**The records:**
————————

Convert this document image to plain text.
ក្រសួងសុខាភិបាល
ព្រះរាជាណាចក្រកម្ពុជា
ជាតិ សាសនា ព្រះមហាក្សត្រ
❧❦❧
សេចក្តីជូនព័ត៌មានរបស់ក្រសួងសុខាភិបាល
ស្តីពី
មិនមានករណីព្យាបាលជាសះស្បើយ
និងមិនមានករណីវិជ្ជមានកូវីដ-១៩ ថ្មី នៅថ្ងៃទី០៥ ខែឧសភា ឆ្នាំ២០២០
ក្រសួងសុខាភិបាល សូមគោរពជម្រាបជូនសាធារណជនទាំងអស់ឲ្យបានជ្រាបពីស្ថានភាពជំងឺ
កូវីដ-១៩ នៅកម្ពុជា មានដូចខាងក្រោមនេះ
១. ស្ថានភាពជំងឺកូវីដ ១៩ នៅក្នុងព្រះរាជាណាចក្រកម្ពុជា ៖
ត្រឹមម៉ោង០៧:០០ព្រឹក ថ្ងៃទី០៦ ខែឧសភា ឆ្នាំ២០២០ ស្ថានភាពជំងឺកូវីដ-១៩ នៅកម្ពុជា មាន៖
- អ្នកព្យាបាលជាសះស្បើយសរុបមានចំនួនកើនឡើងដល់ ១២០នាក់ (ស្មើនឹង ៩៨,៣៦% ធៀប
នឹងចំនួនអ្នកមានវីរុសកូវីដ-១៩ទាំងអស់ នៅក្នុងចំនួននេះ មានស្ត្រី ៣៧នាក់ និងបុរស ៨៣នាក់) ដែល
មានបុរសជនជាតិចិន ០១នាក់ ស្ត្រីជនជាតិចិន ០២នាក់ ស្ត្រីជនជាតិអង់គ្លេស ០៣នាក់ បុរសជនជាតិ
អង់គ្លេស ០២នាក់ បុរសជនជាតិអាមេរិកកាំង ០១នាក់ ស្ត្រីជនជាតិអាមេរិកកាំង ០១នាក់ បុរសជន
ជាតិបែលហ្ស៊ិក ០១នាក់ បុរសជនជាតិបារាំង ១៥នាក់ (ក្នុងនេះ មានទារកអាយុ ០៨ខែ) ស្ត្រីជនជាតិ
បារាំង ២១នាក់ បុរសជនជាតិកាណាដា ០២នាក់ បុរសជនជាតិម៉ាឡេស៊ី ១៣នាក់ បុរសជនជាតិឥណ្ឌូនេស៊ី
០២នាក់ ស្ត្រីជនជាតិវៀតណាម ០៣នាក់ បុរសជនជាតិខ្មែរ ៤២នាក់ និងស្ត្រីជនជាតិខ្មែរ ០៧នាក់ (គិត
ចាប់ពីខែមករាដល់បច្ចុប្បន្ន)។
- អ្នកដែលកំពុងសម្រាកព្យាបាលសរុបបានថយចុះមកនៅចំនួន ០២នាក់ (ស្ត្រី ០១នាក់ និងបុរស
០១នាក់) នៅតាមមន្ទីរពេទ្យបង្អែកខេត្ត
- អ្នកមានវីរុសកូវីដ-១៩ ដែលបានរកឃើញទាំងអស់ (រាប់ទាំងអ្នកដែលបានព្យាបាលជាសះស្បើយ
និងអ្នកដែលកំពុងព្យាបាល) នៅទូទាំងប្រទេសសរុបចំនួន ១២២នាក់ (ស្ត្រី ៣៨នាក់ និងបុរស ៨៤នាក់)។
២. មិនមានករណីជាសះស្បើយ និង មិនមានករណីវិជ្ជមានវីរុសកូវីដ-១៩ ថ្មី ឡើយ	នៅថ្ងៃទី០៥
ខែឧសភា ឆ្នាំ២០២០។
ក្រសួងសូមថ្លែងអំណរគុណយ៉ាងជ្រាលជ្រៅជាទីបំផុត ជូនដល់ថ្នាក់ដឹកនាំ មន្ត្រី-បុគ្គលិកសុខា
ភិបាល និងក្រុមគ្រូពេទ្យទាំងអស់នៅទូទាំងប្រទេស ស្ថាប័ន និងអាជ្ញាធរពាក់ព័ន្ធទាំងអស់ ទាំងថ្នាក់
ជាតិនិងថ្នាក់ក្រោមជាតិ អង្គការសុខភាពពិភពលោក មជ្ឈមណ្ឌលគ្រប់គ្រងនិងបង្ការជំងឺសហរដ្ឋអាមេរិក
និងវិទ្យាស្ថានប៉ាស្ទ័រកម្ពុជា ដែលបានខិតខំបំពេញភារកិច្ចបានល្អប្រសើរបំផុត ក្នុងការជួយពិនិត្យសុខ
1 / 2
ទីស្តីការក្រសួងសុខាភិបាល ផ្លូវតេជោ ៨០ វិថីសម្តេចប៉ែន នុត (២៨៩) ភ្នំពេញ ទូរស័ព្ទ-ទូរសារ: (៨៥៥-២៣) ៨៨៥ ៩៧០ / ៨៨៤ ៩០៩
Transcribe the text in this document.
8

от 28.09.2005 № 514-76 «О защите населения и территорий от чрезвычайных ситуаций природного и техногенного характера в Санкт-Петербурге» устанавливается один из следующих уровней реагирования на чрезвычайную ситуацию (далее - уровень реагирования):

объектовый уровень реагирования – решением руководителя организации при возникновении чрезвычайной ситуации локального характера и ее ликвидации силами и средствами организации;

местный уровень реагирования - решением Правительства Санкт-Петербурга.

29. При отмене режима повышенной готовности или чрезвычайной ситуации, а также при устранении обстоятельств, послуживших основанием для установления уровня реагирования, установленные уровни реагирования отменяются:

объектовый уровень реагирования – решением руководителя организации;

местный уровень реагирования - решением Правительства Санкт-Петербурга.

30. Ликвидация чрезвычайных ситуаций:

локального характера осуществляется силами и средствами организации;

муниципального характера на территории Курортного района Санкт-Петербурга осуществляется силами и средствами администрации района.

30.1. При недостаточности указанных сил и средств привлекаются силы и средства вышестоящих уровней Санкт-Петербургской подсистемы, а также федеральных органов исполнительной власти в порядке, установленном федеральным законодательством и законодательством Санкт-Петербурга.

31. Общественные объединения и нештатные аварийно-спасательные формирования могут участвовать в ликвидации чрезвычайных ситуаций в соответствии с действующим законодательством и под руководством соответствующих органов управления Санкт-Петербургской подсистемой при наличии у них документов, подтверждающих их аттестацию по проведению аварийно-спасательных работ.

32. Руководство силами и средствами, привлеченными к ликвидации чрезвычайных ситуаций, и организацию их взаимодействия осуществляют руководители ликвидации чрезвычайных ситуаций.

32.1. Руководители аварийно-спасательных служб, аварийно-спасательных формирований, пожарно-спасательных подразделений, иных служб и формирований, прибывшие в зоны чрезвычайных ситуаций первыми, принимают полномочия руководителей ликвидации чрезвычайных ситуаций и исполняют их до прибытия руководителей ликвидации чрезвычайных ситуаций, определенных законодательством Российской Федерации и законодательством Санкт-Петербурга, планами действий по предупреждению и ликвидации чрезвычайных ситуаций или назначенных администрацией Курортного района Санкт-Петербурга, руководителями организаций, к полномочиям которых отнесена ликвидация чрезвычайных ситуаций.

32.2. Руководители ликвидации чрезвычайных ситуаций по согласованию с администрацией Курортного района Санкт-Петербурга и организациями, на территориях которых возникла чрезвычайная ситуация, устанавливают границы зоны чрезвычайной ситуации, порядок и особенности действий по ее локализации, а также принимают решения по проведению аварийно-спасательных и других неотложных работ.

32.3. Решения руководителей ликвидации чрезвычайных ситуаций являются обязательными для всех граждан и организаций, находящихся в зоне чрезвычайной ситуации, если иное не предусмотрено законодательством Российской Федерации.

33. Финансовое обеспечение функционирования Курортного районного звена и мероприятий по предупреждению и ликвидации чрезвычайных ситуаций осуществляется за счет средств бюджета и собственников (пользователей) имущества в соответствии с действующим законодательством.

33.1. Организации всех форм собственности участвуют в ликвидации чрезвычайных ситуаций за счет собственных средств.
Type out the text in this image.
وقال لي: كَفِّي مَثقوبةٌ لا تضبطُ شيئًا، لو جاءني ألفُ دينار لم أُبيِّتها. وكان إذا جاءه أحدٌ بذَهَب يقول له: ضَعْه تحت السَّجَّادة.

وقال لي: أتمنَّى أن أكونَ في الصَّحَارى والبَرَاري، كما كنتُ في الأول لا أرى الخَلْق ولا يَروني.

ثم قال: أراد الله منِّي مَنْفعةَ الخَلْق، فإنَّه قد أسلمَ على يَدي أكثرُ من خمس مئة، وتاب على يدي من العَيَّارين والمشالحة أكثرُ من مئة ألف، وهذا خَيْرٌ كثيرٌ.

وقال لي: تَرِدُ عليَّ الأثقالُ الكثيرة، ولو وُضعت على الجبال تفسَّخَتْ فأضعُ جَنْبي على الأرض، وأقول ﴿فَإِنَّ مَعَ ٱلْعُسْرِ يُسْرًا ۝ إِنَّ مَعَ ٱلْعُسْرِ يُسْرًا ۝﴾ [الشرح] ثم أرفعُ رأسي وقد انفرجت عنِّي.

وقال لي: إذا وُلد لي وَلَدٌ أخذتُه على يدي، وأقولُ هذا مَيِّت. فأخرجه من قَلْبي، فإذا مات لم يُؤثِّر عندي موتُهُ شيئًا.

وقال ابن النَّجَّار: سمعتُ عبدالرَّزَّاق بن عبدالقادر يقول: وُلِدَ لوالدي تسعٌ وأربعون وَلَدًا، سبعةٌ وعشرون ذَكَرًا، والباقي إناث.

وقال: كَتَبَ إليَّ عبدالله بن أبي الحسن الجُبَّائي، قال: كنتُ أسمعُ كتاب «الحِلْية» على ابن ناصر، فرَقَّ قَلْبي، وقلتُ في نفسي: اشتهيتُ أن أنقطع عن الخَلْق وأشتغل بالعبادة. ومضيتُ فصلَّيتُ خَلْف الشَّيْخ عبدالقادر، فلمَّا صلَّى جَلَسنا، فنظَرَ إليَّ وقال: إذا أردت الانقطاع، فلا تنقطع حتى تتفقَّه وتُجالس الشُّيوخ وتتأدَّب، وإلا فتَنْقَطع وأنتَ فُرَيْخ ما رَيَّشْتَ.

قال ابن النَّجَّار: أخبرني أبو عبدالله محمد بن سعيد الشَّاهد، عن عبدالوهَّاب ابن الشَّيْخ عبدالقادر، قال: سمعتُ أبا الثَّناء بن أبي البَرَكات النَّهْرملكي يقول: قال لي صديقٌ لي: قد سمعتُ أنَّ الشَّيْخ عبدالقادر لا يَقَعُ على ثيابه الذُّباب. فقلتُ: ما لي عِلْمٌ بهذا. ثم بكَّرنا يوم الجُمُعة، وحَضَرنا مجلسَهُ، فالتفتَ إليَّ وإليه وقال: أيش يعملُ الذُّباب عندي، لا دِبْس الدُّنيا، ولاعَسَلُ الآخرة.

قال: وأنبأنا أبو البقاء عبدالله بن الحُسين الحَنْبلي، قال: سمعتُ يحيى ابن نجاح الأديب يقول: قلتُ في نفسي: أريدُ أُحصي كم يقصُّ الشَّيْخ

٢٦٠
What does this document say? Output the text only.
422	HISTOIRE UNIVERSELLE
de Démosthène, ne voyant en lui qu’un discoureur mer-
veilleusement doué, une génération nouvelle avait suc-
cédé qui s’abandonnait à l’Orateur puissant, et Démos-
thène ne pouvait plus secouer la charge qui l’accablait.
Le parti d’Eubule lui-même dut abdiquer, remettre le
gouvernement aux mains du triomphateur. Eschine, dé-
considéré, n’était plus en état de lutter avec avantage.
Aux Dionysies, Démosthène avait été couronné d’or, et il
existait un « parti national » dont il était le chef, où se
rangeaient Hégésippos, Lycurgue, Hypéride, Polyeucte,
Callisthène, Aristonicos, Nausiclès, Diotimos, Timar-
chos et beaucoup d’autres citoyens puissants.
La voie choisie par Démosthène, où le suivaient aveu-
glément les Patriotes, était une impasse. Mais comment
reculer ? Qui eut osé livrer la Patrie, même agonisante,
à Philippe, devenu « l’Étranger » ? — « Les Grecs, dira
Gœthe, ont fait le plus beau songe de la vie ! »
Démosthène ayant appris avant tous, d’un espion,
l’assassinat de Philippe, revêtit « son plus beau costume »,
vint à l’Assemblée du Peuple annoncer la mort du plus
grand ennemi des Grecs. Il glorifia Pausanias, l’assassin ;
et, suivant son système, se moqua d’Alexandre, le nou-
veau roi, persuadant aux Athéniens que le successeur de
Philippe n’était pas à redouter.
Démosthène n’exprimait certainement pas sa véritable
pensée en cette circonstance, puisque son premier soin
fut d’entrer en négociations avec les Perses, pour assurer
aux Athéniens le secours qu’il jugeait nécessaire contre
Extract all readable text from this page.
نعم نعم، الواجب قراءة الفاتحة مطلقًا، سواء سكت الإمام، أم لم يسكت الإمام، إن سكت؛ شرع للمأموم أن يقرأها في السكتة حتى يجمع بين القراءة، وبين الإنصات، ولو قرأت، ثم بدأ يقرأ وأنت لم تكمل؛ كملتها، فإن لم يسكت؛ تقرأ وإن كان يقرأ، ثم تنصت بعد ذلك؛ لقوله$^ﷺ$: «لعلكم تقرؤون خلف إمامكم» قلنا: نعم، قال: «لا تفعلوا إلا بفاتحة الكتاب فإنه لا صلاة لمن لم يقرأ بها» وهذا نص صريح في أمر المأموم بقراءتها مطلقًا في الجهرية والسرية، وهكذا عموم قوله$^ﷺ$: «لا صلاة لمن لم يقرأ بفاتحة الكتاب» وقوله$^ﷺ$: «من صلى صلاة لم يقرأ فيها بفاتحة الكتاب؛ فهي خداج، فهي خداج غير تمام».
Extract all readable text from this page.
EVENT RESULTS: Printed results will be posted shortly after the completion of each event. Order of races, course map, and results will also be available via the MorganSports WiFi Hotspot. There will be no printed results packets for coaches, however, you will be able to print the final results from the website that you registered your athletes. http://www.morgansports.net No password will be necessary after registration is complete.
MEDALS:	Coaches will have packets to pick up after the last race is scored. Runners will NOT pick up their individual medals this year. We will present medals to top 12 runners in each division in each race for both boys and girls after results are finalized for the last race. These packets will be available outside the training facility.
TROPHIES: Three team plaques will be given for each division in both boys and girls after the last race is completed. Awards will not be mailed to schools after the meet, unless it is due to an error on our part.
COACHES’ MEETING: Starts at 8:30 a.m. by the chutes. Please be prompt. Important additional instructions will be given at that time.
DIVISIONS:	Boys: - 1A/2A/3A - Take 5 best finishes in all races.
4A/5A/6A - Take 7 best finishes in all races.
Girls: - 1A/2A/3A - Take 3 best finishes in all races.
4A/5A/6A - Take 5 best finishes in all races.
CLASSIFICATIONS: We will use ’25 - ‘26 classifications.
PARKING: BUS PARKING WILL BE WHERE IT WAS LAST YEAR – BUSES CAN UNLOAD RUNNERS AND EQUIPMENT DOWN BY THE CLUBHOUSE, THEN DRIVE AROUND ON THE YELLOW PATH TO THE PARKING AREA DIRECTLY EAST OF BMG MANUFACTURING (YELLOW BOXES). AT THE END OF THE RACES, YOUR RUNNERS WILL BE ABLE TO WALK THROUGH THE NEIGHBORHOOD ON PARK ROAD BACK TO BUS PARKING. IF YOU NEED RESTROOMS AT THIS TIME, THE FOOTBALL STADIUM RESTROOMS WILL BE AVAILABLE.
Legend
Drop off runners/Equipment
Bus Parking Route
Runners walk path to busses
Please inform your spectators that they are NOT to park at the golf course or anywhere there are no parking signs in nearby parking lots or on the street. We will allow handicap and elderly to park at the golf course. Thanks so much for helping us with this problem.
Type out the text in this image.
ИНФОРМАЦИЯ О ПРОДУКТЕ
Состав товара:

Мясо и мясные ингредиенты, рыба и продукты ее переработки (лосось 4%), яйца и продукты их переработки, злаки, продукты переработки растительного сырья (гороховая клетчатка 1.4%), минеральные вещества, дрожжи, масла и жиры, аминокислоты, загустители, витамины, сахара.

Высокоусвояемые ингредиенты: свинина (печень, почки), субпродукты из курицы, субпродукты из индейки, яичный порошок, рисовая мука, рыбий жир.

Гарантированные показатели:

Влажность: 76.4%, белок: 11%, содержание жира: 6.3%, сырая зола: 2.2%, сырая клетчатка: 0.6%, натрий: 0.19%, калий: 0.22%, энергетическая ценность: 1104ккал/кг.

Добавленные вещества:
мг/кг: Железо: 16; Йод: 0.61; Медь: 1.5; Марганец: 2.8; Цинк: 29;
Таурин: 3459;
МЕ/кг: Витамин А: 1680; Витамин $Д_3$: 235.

————————

**Written instruction:**
Locate the lines above that hold the word "وأنت". Show every one of them.

**Solution:**
وقال: كَتَبَ إليَّ عبدالله بن أبي الحسن الجُبَّائي، قال: كنتُ أسمعُ كتاب «الحِلْية» على ابن ناصر، فرَقَّ قَلْبي، وقلتُ في نفسي: اشتهيتُ أن أنقطع عن الخَلْق وأشتغل بالعبادة. ومضيتُ فصلَّيتُ خَلْف الشَّيْخ عبدالقادر، فلمَّا صلَّى جَلَسنا، فنظَرَ إليَّ وقال: إذا أردت الانقطاع، فلا تنقطع حتى تتفقَّه وتُجالس الشُّيوخ وتتأدَّب، وإلا فتَنْقَطع وأنتَ فُرَيْخ ما رَيَّشْتَ.
نعم نعم، الواجب قراءة الفاتحة مطلقًا، سواء سكت الإمام، أم لم يسكت الإمام، إن سكت؛ شرع للمأموم أن يقرأها في السكتة حتى يجمع بين القراءة، وبين الإنصات، ولو قرأت، ثم بدأ يقرأ وأنت لم تكمل؛ كملتها، فإن لم يسكت؛ تقرأ وإن كان يقرأ، ثم تنصت بعد ذلك؛ لقوله$^ﷺ$: «لعلكم تقرؤون خلف إمامكم» قلنا: نعم، قال: «لا تفعلوا إلا بفاتحة الكتاب فإنه لا صلاة لمن لم يقرأ بها» وهذا نص صريح في أمر المأموم بقراءتها مطلقًا في الجهرية والسرية، وهكذا عموم قوله$^ﷺ$: «لا صلاة لمن لم يقرأ بفاتحة الكتاب» وقوله$^ﷺ$: «من صلى صلاة لم يقرأ فيها بفاتحة الكتاب؛ فهي خداج، فهي خداج غير تمام».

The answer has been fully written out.